**記述問題 1:**
代襲相続についての本文を読み、次の問いに答えよ。
(a) 本来相続人となるはずだった人に代わって相続人となった人は、何と呼ばれているか。
(b) 代襲相続人を除いて遺産分割協議を行った場合、協議書に代襲相続人の署名・押印が無ければどうなるか。
(c) 被相続人の兄弟姉妹が相続人となる場合、その兄弟姉妹が死んだときに代襲相続人となるのは誰か。
**記述問題 2:** 代襲相続についての本文のうち、「代襲相続人の存在を知っていながら遺産分割」という語句を含む箇所で始まり「で取得する可能性もあります。」で終わる部分を、一字も変えずに出力せよ。

**抜粋本文:**
+ + +
代襲相続とは、本来相続人となるはずだった人が相続開始前に死亡する等して、相続人となれなかった場合、その人の子供が代わって相続人となる制度です。
本来相続人となるはずだった人に代わり相続人となった人は「代襲相続人」と呼ばれています。
この代襲相続人も法定相続人にカウントされるので、他の法定相続人が代襲相続人を無視し、遺産分割を進めることはできません。
例えば代襲相続人を除いて遺産分割協議を行っても、内容をとりまとめた遺産分割協議書に代襲相続人の署名・押印が無ければ無効となります。
遺産分割協議書を必要とする様々な相続手続き(例:相続登記、被相続人の預貯金口座の相続手続き等)も、代襲相続人を抜きにしては進められないので注意しましょう。
代襲相続のよくあるトラブル事例をご紹介!
こちらでは代襲相続人に係るトラブルの事例を3つ紹介します。
代襲相続人の存在を知らずに遺産分割
法定相続人の1人が亡くなり、その人に代襲相続人となる子供がいたにもかかわらず、その存在を知らずに遺産分割が行われた、というケースが該当します。
どこまで代襲相続できるかは被相続人との関係により、次のように異なります。
- 被相続人の直系卑属が相続人となる場合:被相続人の子供が死んだときは孫が代襲相続人、孫も死んでいたときはひ孫が再代襲相続人
- 被相続人の兄弟姉妹が相続人となる場合:被相続人の兄弟姉妹が死んだとき、甥姪が代襲相続人
代襲相続人の存在が判明した場合、代襲相続人抜きで決めた遺産分割、それに従って進めた相続手続きは無効です。
法定相続人が亡くなったときは必ず、その子供(被相続人から見て孫)や孫(被相続人から見てひ孫)がいないか、よく確認しておきましょう。
代襲相続人の存在を知っていながら遺産分割
代襲相続人の存在に気付いていながら、相続人達とは疎遠になっている、相続分を更に分けるのは嫌だ等を理由に、代襲相続人を無視しトラブルが発生したケースもあります。
他の相続人達は代襲相続人の存在を疎ましく思い、次のような行動を取る可能性があります。
- 相続人が代襲相続人に相続財産を開示せず、相続放棄を求める
- 相続人が遺産分割協議を勝手に進め、一方的に遺産分割協議書への署名だけを迫る
- 被相続人の遺言書があるのに、相続人が代襲相続人へ内容を開示しない
代襲相続人が何らかの対応をとらなければ、相続人が勝手に代襲相続人の遺産まで取得する可能性もあります。
代襲相続人が遺産分割に協力しない
他の相続人が代襲相続人を交え、遺産分割協議を進めたいにもかかわらず、代襲相続人が協力しないケースも考えられます。次のような理由で非協力的な態度になっている可能性があります。
+ + +
**提供項目:**
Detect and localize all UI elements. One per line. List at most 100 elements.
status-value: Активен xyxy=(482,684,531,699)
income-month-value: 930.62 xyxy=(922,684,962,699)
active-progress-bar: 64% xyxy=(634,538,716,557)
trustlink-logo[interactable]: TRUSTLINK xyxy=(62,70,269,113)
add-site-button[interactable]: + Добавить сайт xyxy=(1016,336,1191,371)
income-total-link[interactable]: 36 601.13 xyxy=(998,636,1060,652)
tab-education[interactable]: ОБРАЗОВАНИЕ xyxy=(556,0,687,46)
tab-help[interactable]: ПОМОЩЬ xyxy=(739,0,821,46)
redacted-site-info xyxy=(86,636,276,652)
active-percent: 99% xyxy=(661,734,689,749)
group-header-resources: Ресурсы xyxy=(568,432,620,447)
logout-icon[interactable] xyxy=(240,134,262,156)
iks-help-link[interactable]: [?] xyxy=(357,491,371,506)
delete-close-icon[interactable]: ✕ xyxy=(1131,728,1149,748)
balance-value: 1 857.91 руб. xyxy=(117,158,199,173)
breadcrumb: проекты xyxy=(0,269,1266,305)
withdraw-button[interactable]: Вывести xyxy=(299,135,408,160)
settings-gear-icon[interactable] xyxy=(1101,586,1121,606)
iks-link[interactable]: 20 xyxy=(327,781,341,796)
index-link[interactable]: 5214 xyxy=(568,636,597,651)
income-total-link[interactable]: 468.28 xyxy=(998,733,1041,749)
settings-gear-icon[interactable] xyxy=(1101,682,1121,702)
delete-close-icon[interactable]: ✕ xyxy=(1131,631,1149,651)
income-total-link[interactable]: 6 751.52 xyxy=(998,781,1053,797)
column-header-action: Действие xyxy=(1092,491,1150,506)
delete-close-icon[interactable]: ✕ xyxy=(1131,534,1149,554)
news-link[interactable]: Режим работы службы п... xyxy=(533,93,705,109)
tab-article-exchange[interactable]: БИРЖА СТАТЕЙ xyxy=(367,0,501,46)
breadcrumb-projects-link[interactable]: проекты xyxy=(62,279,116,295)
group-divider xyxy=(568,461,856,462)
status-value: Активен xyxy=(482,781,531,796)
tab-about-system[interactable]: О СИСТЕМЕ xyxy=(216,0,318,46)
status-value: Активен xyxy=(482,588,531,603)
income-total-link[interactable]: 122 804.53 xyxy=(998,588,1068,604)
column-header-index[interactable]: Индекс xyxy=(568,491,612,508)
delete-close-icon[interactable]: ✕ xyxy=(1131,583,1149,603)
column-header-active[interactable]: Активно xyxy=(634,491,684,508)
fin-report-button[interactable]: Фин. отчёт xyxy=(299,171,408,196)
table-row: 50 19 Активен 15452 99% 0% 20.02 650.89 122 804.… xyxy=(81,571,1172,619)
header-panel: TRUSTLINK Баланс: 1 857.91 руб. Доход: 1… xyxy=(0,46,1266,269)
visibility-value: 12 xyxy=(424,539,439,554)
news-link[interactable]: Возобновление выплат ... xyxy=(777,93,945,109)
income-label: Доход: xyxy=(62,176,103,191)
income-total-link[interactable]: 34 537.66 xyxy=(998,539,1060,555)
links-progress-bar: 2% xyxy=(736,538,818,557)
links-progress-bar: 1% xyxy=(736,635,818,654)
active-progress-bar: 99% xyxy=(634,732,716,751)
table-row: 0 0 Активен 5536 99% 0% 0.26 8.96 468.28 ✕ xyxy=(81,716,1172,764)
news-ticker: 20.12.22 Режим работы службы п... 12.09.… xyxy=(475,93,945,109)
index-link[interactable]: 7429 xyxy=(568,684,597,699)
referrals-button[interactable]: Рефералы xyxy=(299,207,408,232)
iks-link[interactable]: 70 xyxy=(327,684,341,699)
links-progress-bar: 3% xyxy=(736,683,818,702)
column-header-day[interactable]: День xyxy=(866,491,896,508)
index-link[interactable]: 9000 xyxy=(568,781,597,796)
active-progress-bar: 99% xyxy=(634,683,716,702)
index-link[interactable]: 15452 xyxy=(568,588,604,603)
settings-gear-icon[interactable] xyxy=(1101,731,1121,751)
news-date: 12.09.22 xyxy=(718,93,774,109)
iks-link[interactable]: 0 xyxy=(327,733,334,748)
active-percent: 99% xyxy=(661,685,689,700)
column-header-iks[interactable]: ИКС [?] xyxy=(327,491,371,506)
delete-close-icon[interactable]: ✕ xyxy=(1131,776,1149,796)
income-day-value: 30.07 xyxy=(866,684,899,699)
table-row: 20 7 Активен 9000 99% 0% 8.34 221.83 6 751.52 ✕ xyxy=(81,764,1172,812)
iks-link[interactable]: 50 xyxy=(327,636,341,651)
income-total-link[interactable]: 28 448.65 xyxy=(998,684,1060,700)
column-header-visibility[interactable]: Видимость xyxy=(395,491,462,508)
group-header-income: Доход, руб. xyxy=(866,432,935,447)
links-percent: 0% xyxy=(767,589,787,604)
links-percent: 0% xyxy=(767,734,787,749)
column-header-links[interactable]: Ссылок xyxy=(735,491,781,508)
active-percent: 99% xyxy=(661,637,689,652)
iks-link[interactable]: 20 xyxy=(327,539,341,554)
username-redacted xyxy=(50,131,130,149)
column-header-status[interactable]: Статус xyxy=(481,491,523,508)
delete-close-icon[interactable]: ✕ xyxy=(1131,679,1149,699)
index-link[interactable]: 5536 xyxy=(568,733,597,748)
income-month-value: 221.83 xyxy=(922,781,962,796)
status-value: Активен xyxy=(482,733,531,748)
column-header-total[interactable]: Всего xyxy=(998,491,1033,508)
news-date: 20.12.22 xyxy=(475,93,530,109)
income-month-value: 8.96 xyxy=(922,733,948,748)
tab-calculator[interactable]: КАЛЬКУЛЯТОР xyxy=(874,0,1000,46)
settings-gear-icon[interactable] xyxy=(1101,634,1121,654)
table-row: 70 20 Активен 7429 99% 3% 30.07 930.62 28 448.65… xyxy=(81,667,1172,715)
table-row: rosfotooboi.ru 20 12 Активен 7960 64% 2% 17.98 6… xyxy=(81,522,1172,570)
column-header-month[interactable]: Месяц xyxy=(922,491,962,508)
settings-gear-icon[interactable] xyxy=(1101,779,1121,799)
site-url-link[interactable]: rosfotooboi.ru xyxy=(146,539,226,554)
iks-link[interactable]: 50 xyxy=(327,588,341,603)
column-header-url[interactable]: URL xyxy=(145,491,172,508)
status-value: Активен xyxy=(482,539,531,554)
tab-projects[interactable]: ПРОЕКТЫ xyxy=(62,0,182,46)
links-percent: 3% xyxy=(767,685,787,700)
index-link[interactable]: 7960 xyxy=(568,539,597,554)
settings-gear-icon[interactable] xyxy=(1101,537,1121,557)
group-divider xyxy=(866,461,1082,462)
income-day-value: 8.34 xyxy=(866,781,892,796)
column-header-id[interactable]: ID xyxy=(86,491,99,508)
+ + +
**演習の解答 1:**
(a) 「代襲相続人」と呼ばれている。
(b) 無効となる。
(c) 甥姪が代襲相続人となる。

**演習の解答 2:**
代襲相続人の存在を知っていながら遺産分割
代襲相続人の存在に気付いていながら、相続人達とは疎遠になっている、相続分を更に分けるのは嫌だ等を理由に、代襲相続人を無視しトラブルが発生したケースもあります。
他の相続人達は代襲相続人の存在を疎ましく思い、次のような行動を取る可能性があります。
- 相続人が代襲相続人に相続財産を開示せず、相続放棄を求める
- 相続人が遺産分割協議を勝手に進め、一方的に遺産分割協議書への署名だけを迫る
- 被相続人の遺言書があるのに、相続人が代襲相続人へ内容を開示しない
代襲相続人が何らかの対応をとらなければ、相続人が勝手に代襲相続人の遺産まで取得する可能性もあります。